> [INPUT FOR THIS TASK]
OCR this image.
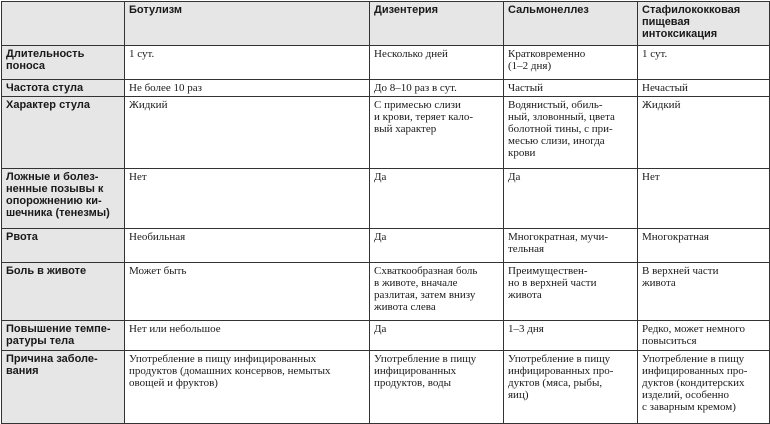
	Ботулизм	Дизентерия	Сальмонеллез	Стафилококковая
пищевая
интоксикация
Длительность
поноса	1 сут.	Несколько дней	Кратковременно
(1–2 дня)	1 сут.
Частота стула	Не более 10 раз	До 8–10 раз в сут.	Частый	Нечастый
Характер стула	Жидкий	С примесью слизи
и крови, теряет кало-
вый характер	Водянистый, обиль-
ный, зловонный, цвета
болотной тины, с при-
месью слизи, иногда
крови	Жидкий
Ложные и болез-
ненные позывы к
опорожнению ки-
шечника (тенезмы)	Нет	Да	Да	Нет
Рвота	Необильная	Да	Многократная, мучи-
тельная	Многократная
Боль в животе	Может быть	Схваткообразная боль
в животе, вначале
разлитая, затем внизу
живота слева	Преимуществен-
но в верхней части
живота	В верхней части
живота
Повышение темпе-
ратуры тела	Нет или небольшое	Да	1–3 дня	Редко, может немного
повыситься
Причина заболе-
вания	Употребление в пищу инфицированных
продуктов (домашних консервов, немытых
овощей и фруктов)	Употребление в пищу
инфицированных
продуктов, воды	Употребление в пищу
инфицированных про-
дуктов (мяса, рыбы,
яиц)	Употребление в пищу
инфицированных про-
дуктов (кондитерских
изделий, особенно
с заварным кремом)
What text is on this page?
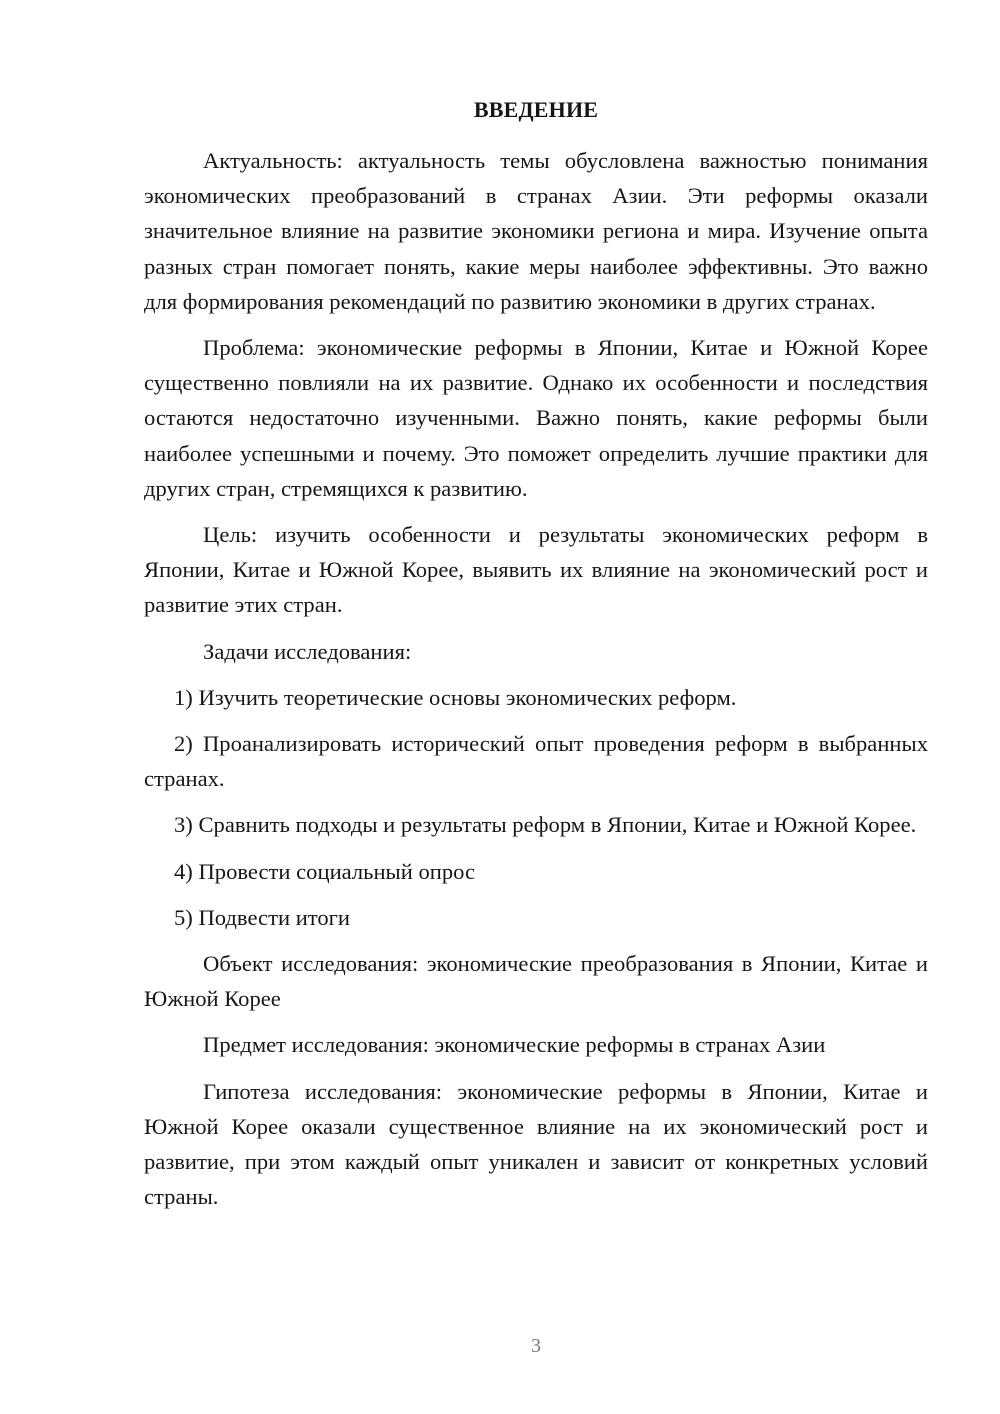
ВВЕДЕНИЕ

Актуальность: актуальность темы обусловлена важностью понимания экономических преобразований в странах Азии. Эти реформы оказали значительное влияние на развитие экономики региона и мира. Изучение опыта разных стран помогает понять, какие меры наиболее эффективны. Это важно для формирования рекомендаций по развитию экономики в других странах.

Проблема: экономические реформы в Японии, Китае и Южной Корее существенно повлияли на их развитие. Однако их особенности и последствия остаются недостаточно изученными. Важно понять, какие реформы были наиболее успешными и почему. Это поможет определить лучшие практики для других стран, стремящихся к развитию.

Цель: изучить особенности и результаты экономических реформ в Японии, Китае и Южной Корее, выявить их влияние на экономический рост и развитие этих стран.

Задачи исследования:

1) Изучить теоретические основы экономических реформ.

2) Проанализировать исторический опыт проведения реформ в выбранных странах.

3) Сравнить подходы и результаты реформ в Японии, Китае и Южной Корее.

4) Провести социальный опрос

5) Подвести итоги

Объект исследования: экономические преобразования в Японии, Китае и Южной Корее

Предмет исследования: экономические реформы в странах Азии

Гипотеза исследования: экономические реформы в Японии, Китае и Южной Корее оказали существенное влияние на их экономический рост и развитие, при этом каждый опыт уникален и зависит от конкретных условий страны.

3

> [GIVEN PROBLEM] Output the lines above in full and exactly as given, omitting any pictures.

> [COMPLETED EXERCISE]
OCR this image.
	Ботулизм	Дизентерия	Сальмонеллез	Стафилококковая
пищевая
интоксикация
Длительность
поноса	1 сут.	Несколько дней	Кратковременно
(1–2 дня)	1 сут.
Частота стула	Не более 10 раз	До 8–10 раз в сут.	Частый	Нечастый
Характер стула	Жидкий	С примесью слизи
и крови, теряет кало-
вый характер	Водянистый, обиль-
ный, зловонный, цвета
болотной тины, с при-
месью слизи, иногда
крови	Жидкий
Ложные и болез-
ненные позывы к
опорожнению ки-
шечника (тенезмы)	Нет	Да	Да	Нет
Рвота	Необильная	Да	Многократная, мучи-
тельная	Многократная
Боль в животе	Может быть	Схваткообразная боль
в животе, вначале
разлитая, затем внизу
живота слева	Преимуществен-
но в верхней части
живота	В верхней части
живота
Повышение темпе-
ратуры тела	Нет или небольшое	Да	1–3 дня	Редко, может немного
повыситься
Причина заболе-
вания	Употребление в пищу инфицированных
продуктов (домашних консервов, немытых
овощей и фруктов)	Употребление в пищу
инфицированных
продуктов, воды	Употребление в пищу
инфицированных про-
дуктов (мяса, рыбы,
яиц)	Употребление в пищу
инфицированных про-
дуктов (кондитерских
изделий, особенно
с заварным кремом)
What text is on this page?
ВВЕДЕНИЕ

Актуальность: актуальность темы обусловлена важностью понимания экономических преобразований в странах Азии. Эти реформы оказали значительное влияние на развитие экономики региона и мира. Изучение опыта разных стран помогает понять, какие меры наиболее эффективны. Это важно для формирования рекомендаций по развитию экономики в других странах.

Проблема: экономические реформы в Японии, Китае и Южной Корее существенно повлияли на их развитие. Однако их особенности и последствия остаются недостаточно изученными. Важно понять, какие реформы были наиболее успешными и почему. Это поможет определить лучшие практики для других стран, стремящихся к развитию.

Цель: изучить особенности и результаты экономических реформ в Японии, Китае и Южной Корее, выявить их влияние на экономический рост и развитие этих стран.

Задачи исследования:

1) Изучить теоретические основы экономических реформ.

2) Проанализировать исторический опыт проведения реформ в выбранных странах.

3) Сравнить подходы и результаты реформ в Японии, Китае и Южной Корее.

4) Провести социальный опрос

5) Подвести итоги

Объект исследования: экономические преобразования в Японии, Китае и Южной Корее

Предмет исследования: экономические реформы в странах Азии

Гипотеза исследования: экономические реформы в Японии, Китае и Южной Корее оказали существенное влияние на их экономический рост и развитие, при этом каждый опыт уникален и зависит от конкретных условий страны.

3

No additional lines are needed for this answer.